[Stored dataset items]
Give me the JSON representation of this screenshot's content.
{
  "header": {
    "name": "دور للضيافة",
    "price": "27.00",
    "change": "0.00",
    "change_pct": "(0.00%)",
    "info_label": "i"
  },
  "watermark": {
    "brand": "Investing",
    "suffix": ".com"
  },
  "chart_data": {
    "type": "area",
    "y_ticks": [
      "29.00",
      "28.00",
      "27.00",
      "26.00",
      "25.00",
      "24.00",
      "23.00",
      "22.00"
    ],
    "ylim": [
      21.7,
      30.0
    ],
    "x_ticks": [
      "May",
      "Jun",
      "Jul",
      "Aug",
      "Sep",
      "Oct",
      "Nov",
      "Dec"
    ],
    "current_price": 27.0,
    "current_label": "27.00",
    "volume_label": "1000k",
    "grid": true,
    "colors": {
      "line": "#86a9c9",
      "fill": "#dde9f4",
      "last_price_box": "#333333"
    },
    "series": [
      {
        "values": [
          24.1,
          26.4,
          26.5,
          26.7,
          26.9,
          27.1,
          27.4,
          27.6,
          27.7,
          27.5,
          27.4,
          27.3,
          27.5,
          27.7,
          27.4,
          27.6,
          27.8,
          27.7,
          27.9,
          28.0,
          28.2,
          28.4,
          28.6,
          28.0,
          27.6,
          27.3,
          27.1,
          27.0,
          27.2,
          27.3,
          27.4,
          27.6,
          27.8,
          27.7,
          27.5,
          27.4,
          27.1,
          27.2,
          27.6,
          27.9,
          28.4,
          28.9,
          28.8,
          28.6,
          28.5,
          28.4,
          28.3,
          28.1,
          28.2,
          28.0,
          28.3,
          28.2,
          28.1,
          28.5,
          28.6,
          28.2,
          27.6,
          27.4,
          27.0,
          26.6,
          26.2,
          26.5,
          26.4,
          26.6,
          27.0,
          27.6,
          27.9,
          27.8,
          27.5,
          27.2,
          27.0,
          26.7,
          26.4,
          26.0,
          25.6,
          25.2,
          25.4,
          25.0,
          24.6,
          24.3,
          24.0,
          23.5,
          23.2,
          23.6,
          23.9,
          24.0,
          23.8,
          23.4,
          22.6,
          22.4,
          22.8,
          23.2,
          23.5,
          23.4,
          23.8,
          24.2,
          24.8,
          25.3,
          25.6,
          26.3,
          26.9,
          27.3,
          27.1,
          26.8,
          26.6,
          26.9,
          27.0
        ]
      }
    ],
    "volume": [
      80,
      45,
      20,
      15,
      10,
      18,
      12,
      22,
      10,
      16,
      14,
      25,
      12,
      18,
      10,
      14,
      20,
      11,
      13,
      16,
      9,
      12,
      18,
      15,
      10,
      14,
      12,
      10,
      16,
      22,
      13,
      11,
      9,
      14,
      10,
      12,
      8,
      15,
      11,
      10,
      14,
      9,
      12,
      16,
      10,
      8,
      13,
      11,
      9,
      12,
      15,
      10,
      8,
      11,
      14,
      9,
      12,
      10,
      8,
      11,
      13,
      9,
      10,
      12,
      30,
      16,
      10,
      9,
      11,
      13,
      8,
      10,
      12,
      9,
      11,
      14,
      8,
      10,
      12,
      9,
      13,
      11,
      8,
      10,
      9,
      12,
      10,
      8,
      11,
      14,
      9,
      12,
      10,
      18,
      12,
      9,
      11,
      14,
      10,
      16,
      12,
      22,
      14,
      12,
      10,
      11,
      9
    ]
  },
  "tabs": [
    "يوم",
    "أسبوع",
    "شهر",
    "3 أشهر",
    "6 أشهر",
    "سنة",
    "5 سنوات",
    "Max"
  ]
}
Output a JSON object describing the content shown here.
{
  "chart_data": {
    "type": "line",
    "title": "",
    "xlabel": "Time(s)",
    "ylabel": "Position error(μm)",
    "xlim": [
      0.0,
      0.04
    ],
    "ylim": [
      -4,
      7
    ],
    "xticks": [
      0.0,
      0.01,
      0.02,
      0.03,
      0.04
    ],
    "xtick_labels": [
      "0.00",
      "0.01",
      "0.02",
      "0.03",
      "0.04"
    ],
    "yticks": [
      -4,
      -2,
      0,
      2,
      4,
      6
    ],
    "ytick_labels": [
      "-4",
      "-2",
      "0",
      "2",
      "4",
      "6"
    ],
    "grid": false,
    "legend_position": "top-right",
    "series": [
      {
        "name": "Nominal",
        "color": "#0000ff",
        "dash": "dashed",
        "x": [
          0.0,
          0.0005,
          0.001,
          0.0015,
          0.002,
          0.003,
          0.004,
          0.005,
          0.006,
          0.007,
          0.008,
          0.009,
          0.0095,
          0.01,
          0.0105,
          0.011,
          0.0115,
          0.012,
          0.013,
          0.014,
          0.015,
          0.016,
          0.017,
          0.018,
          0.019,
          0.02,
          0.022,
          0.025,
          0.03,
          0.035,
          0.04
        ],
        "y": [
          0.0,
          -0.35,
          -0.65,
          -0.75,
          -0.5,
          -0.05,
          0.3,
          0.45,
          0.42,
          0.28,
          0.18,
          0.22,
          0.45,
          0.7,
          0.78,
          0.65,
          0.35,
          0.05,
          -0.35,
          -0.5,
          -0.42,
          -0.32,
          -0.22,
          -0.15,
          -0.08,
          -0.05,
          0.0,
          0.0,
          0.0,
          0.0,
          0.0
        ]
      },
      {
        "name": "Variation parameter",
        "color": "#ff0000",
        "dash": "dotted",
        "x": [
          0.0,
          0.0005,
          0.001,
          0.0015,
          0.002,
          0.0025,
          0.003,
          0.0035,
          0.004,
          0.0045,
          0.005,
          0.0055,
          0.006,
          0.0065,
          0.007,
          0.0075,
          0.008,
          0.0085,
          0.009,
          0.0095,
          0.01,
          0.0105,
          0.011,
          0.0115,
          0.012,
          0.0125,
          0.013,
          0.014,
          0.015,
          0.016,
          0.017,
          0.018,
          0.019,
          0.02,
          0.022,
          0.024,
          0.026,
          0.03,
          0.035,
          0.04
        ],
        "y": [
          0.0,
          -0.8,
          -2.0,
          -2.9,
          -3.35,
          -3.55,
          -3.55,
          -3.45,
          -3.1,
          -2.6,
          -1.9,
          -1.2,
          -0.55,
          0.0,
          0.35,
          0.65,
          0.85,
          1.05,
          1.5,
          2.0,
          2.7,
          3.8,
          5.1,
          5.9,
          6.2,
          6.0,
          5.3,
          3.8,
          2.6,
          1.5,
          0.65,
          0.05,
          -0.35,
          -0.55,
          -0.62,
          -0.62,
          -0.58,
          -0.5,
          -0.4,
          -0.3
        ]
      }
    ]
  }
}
==
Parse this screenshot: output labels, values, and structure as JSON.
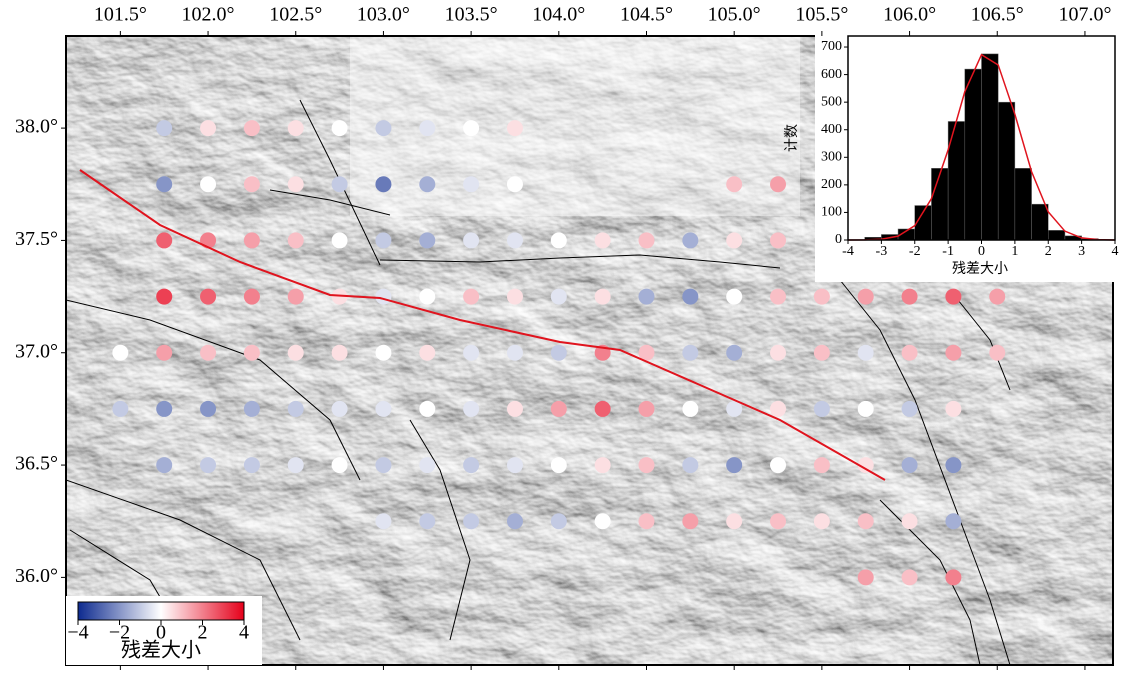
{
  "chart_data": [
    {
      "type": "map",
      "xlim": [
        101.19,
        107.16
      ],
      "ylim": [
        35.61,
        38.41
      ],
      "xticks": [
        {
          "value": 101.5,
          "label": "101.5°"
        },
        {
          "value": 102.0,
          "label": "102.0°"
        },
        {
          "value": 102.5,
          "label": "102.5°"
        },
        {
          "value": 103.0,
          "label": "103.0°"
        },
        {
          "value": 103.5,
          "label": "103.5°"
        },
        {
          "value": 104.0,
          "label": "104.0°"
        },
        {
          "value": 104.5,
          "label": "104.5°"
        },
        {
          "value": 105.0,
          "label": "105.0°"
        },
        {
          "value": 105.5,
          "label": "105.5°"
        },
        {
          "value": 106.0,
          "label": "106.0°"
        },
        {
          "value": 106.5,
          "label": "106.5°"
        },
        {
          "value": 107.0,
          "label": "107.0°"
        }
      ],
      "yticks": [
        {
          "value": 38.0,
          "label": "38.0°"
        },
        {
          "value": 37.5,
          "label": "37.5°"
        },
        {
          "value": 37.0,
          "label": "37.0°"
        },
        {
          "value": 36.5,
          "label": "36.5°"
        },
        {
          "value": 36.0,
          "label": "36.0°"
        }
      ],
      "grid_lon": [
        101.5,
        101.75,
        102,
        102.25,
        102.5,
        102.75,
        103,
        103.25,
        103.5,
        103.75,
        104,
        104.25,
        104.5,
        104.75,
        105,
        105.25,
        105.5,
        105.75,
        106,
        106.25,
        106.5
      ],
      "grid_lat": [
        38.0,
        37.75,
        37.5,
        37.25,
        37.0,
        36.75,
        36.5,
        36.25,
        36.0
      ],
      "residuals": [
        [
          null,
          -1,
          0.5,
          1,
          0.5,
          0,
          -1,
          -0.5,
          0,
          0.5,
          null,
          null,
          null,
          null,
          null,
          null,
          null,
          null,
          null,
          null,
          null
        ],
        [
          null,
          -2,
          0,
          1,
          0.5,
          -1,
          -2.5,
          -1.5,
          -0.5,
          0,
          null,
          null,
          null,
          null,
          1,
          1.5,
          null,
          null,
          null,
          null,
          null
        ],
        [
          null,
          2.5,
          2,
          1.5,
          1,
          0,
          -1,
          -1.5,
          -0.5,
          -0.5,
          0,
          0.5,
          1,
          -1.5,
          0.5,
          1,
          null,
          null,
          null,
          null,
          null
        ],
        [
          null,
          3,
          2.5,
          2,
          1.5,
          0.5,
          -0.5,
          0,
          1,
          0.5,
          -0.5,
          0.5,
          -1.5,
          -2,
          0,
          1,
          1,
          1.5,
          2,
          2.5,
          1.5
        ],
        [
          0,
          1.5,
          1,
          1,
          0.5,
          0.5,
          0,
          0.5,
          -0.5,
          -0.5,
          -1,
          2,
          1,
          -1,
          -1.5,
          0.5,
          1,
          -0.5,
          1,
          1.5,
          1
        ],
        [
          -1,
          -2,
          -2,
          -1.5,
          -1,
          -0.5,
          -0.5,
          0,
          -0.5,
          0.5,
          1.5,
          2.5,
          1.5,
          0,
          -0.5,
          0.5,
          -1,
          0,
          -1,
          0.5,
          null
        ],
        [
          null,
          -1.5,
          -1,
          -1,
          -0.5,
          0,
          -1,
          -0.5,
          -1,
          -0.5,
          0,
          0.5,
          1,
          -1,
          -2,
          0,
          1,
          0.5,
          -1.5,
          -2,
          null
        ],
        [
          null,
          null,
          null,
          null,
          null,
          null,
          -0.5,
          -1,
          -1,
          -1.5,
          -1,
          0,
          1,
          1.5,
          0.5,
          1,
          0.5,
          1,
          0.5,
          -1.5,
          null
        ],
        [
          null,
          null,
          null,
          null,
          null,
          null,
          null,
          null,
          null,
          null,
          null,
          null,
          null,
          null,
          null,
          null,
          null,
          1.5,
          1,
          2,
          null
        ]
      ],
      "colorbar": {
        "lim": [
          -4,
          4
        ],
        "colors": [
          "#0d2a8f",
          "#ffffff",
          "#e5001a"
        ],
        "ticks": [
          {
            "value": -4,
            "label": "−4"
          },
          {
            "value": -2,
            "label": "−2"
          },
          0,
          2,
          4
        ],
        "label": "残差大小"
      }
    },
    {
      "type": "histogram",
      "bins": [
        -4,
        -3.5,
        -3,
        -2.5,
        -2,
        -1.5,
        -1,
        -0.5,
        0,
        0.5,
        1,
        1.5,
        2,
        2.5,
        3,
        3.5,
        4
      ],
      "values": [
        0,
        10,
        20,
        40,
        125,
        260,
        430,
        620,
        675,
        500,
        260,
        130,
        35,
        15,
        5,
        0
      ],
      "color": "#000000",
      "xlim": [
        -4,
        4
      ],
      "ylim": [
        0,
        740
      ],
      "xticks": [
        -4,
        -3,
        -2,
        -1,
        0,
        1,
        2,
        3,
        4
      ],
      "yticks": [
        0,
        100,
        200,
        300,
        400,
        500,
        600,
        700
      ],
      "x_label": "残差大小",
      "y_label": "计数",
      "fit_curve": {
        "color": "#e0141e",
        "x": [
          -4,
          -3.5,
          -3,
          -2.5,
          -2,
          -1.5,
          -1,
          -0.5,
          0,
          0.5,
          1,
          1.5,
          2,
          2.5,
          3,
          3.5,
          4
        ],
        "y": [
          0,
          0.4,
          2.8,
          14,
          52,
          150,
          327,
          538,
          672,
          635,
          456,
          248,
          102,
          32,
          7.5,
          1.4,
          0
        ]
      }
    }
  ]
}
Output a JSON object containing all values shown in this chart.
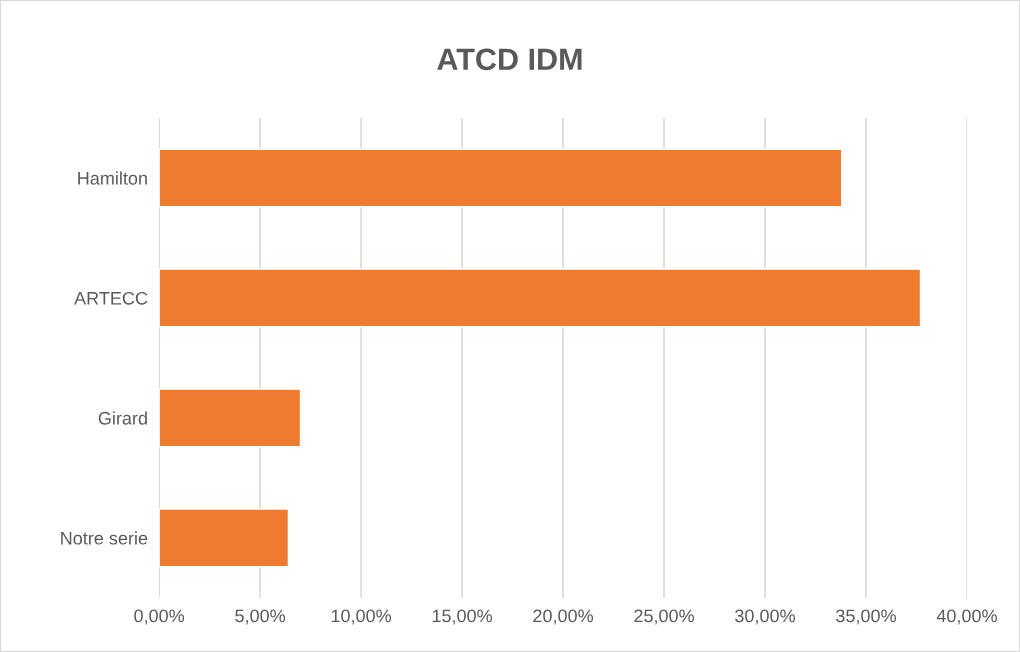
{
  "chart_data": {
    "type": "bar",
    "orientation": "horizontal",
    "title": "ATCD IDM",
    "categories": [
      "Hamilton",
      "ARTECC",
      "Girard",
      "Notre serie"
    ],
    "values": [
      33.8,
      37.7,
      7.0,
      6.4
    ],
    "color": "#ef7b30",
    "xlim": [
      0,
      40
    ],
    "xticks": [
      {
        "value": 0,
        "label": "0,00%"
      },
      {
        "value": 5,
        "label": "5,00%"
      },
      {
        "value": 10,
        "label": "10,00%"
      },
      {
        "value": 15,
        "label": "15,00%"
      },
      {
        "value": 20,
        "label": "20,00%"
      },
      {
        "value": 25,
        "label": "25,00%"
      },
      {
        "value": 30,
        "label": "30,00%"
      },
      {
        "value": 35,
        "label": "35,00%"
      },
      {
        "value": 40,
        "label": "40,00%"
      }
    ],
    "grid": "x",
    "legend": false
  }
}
...
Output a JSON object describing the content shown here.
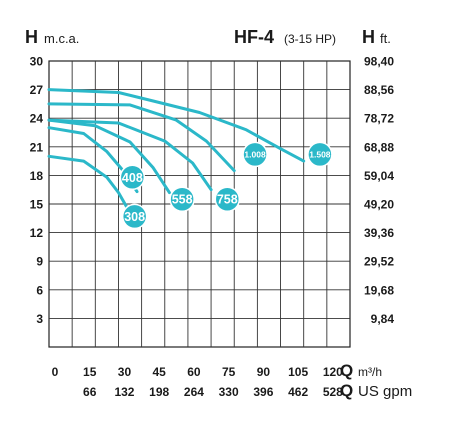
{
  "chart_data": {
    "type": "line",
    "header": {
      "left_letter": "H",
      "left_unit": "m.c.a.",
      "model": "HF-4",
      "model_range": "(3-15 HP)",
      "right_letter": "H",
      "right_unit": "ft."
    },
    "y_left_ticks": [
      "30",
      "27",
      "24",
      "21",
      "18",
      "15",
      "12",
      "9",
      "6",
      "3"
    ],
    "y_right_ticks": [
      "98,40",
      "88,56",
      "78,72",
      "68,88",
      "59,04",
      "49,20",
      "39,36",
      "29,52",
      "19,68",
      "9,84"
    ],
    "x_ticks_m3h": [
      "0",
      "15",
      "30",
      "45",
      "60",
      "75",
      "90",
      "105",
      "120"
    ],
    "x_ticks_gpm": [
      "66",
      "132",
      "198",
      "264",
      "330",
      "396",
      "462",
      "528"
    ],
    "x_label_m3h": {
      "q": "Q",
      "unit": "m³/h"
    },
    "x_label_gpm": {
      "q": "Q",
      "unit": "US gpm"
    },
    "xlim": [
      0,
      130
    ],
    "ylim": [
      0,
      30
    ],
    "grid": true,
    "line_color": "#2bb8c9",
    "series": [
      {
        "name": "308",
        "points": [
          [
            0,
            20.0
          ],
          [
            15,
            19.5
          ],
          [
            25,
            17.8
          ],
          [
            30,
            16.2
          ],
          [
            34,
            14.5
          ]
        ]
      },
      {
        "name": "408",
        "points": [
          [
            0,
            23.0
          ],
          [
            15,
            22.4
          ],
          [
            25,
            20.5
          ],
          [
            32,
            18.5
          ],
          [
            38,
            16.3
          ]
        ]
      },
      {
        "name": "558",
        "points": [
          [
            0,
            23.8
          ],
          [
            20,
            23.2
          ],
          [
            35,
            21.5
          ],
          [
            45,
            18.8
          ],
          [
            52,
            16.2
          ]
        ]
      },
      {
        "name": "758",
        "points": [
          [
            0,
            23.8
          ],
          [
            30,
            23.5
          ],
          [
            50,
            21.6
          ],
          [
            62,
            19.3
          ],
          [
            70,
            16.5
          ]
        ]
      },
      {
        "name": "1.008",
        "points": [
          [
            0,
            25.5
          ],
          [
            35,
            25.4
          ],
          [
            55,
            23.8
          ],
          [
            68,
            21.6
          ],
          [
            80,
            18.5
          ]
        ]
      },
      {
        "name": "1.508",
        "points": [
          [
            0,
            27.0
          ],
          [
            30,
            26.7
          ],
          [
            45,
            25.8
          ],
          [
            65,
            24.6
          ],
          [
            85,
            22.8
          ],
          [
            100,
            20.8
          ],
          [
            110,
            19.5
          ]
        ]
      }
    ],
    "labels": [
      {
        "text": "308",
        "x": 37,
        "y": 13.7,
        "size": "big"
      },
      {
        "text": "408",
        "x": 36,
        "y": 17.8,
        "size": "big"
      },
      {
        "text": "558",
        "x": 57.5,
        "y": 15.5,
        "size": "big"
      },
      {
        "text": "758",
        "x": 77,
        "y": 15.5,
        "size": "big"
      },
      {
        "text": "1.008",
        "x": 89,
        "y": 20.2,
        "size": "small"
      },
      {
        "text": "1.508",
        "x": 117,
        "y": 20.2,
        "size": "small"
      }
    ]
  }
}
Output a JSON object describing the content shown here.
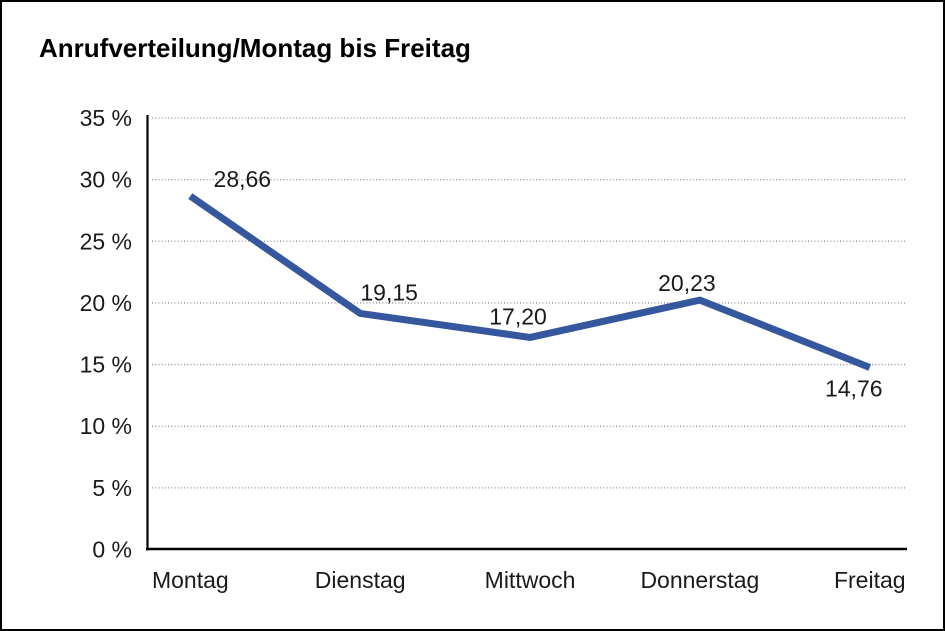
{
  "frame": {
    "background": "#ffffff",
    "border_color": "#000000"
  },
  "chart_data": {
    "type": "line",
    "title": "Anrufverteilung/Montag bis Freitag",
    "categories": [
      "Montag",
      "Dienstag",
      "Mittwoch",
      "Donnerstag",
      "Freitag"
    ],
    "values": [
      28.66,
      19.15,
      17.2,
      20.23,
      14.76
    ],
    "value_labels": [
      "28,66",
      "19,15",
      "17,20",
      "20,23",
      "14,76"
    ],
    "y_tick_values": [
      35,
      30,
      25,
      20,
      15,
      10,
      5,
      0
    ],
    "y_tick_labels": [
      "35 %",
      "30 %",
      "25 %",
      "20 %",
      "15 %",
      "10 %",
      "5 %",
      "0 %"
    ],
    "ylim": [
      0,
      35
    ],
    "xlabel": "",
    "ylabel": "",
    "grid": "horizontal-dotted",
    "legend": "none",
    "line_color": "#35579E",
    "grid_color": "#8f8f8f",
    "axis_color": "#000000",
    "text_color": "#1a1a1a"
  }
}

| Task goal |
Collect from the data above every line that includes "this".

| Exercise result |
Give me the JSON representation of this screenshot's content.
Parse this screenshot: output labels, values, and structure as JSON.
Output a JSON object containing all values shown in this chart.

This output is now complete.